Entries from a visual dataset

------------------------------------------------------------

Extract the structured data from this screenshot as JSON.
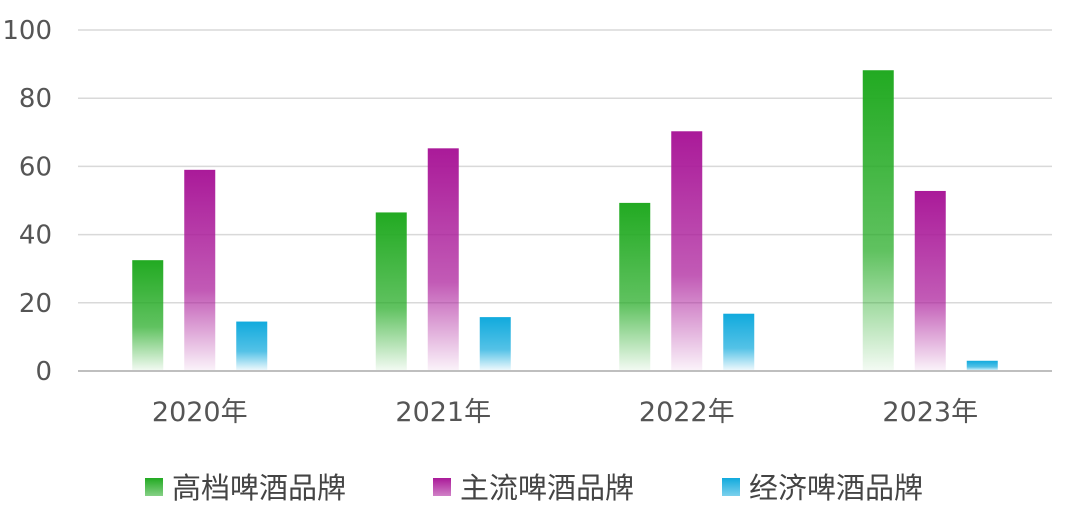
{
  "chart_data": {
    "type": "bar",
    "categories": [
      "2020年",
      "2021年",
      "2022年",
      "2023年"
    ],
    "series": [
      {
        "name": "高档啤酒品牌",
        "values": [
          32.5,
          46.5,
          49.3,
          88.2
        ],
        "color": "#22aa22"
      },
      {
        "name": "主流啤酒品牌",
        "values": [
          59.0,
          65.3,
          70.3,
          52.8
        ],
        "color": "#aa1a99"
      },
      {
        "name": "经济啤酒品牌",
        "values": [
          14.5,
          15.8,
          16.8,
          3.0
        ],
        "color": "#11aadd"
      }
    ],
    "ylim": [
      0,
      100
    ],
    "yticks": [
      0,
      20,
      40,
      60,
      80,
      100
    ],
    "grid": true,
    "legend_position": "bottom"
  }
}
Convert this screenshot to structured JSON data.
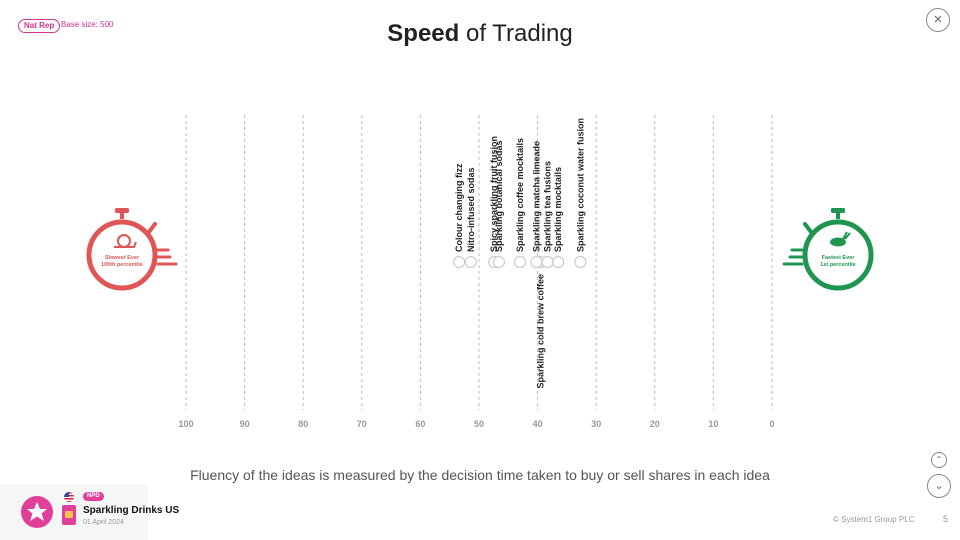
{
  "header": {
    "badge": "Nat Rep",
    "base_size": "Base size: 500",
    "title_bold": "Speed",
    "title_rest": " of Trading"
  },
  "chart_data": {
    "type": "scatter",
    "x_axis": {
      "ticks": [
        100,
        90,
        80,
        70,
        60,
        50,
        40,
        30,
        20,
        10,
        0
      ],
      "range": [
        100,
        0
      ],
      "direction": "reversed",
      "grid": true
    },
    "left_marker": {
      "label_line1": "Slowest Ever",
      "label_line2": "100th percentile",
      "color": "#e05555",
      "icon": "snail-icon"
    },
    "right_marker": {
      "label_line1": "Fastest Ever",
      "label_line2": "1st percentile",
      "color": "#1f9650",
      "icon": "rabbit-icon"
    },
    "gradient_colors": [
      "#e05555",
      "#1f9650"
    ],
    "points": [
      {
        "label": "Colour changing fizz",
        "value": 53.4,
        "position": "above"
      },
      {
        "label": "Nitro-infused sodas",
        "value": 51.4,
        "position": "above"
      },
      {
        "label": "Spicy sparkling fruit fusion",
        "value": 47.4,
        "position": "above"
      },
      {
        "label": "Sparkling botanical sodas",
        "value": 46.6,
        "position": "above"
      },
      {
        "label": "Sparkling coffee mocktails",
        "value": 43.0,
        "position": "above"
      },
      {
        "label": "Sparkling cold brew coffee",
        "value": 39.5,
        "position": "below"
      },
      {
        "label": "Sparkling matcha limeade",
        "value": 40.2,
        "position": "above"
      },
      {
        "label": "Sparkling tea fusions",
        "value": 38.3,
        "position": "above"
      },
      {
        "label": "Sparkling mocktails",
        "value": 36.5,
        "position": "above"
      },
      {
        "label": "Sparkling coconut water fusion",
        "value": 32.7,
        "position": "above"
      }
    ]
  },
  "caption": "Fluency of the ideas is measured by the decision time taken to buy or sell shares in each idea",
  "footer": {
    "tag": "NPD",
    "project": "Sparkling Drinks US",
    "date": "01 April 2024",
    "copyright": "© System1 Group PLC",
    "page": "5"
  },
  "nav": {
    "close": "×",
    "up": "⌃",
    "down": "⌄"
  }
}
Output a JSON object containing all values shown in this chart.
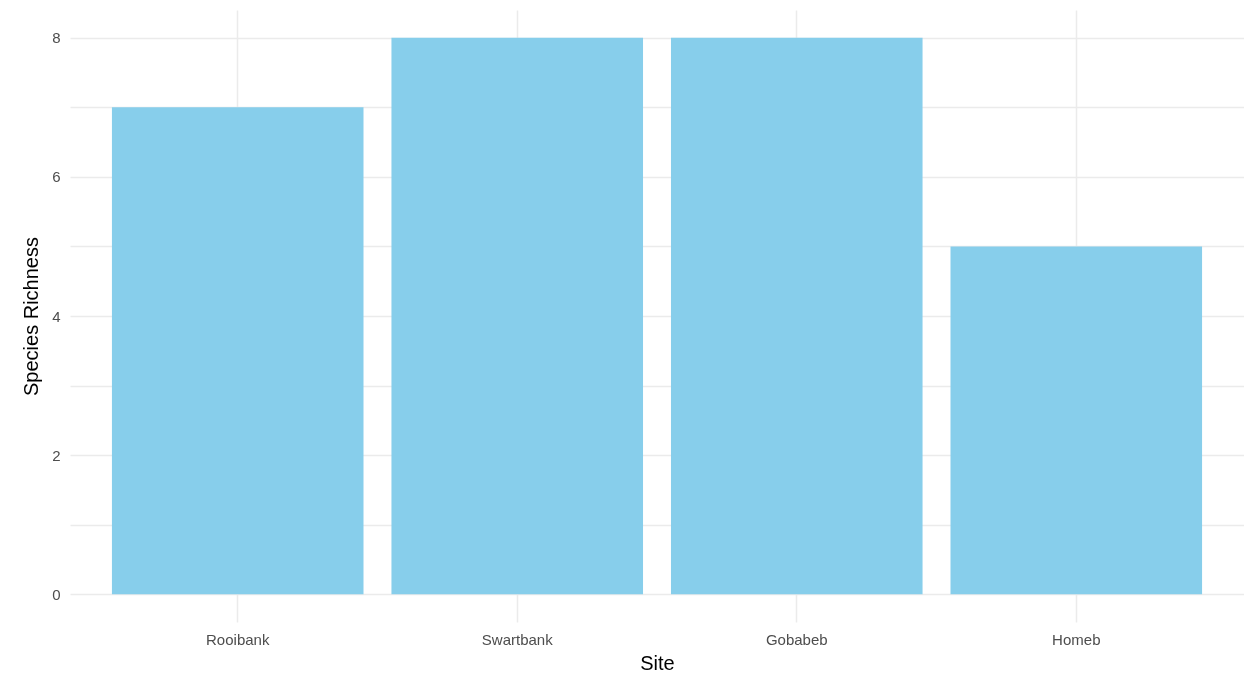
{
  "chart_data": {
    "type": "bar",
    "xlabel": "Site",
    "ylabel": "Species Richness",
    "categories": [
      "Rooibank",
      "Swartbank",
      "Gobabeb",
      "Homeb"
    ],
    "values": [
      7,
      8,
      8,
      5
    ],
    "color": "#87ceeb",
    "ylim": [
      -0.4,
      8.4
    ],
    "yticks": [
      0,
      {
        "value": 1,
        "label": null
      },
      2,
      {
        "value": 3,
        "label": null
      },
      4,
      {
        "value": 5,
        "label": null
      },
      6,
      {
        "value": 7,
        "label": null
      },
      8
    ],
    "grid": true
  }
}
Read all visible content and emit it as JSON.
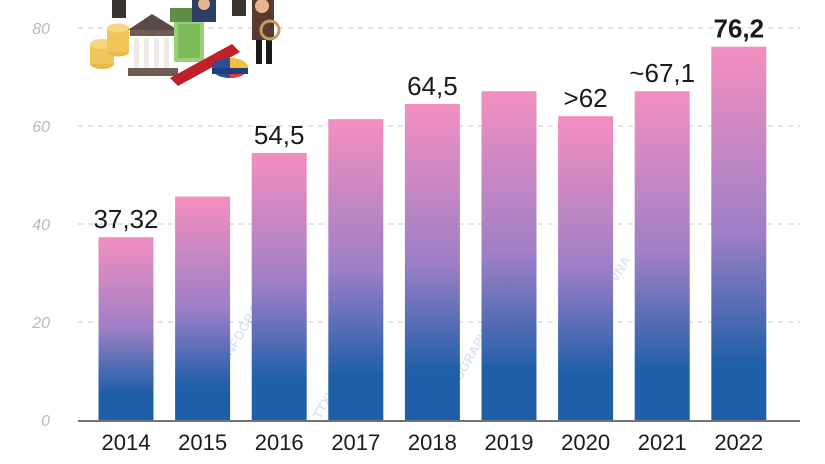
{
  "chart_data": {
    "type": "bar",
    "categories": [
      "2014",
      "2015",
      "2016",
      "2017",
      "2018",
      "2019",
      "2020",
      "2021",
      "2022"
    ],
    "values": [
      37.32,
      45.6,
      54.5,
      61.4,
      64.5,
      67.1,
      62,
      67.1,
      76.2
    ],
    "data_labels": [
      "37,32",
      "",
      "54,5",
      "",
      "64,5",
      "",
      ">62",
      "~67,1",
      "76,2"
    ],
    "highlight_index": 8,
    "yticks": [
      "0",
      "20",
      "40",
      "60",
      "80"
    ],
    "ylim": [
      0,
      80
    ],
    "grid": true,
    "colors": {
      "bar_top": "#f48fc0",
      "bar_mid": "#9d7fc6",
      "bar_bottom": "#1f5fa8",
      "grid": "#c8c8c8",
      "axis": "#444444"
    },
    "watermarks": [
      "INFOGRAPHICS",
      "TTXVN - VNA"
    ]
  },
  "illustration": {
    "icon": "finance-banking-illustration-icon"
  }
}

------------------------------------------------------------

TASK OBJECTIVE: Find all the lines containing "sodas" in the material, then copy them.

ANSWER TO THIS TASK:
        "label": "Nitro-infused sodas",
        "label": "Sparkling botanical sodas",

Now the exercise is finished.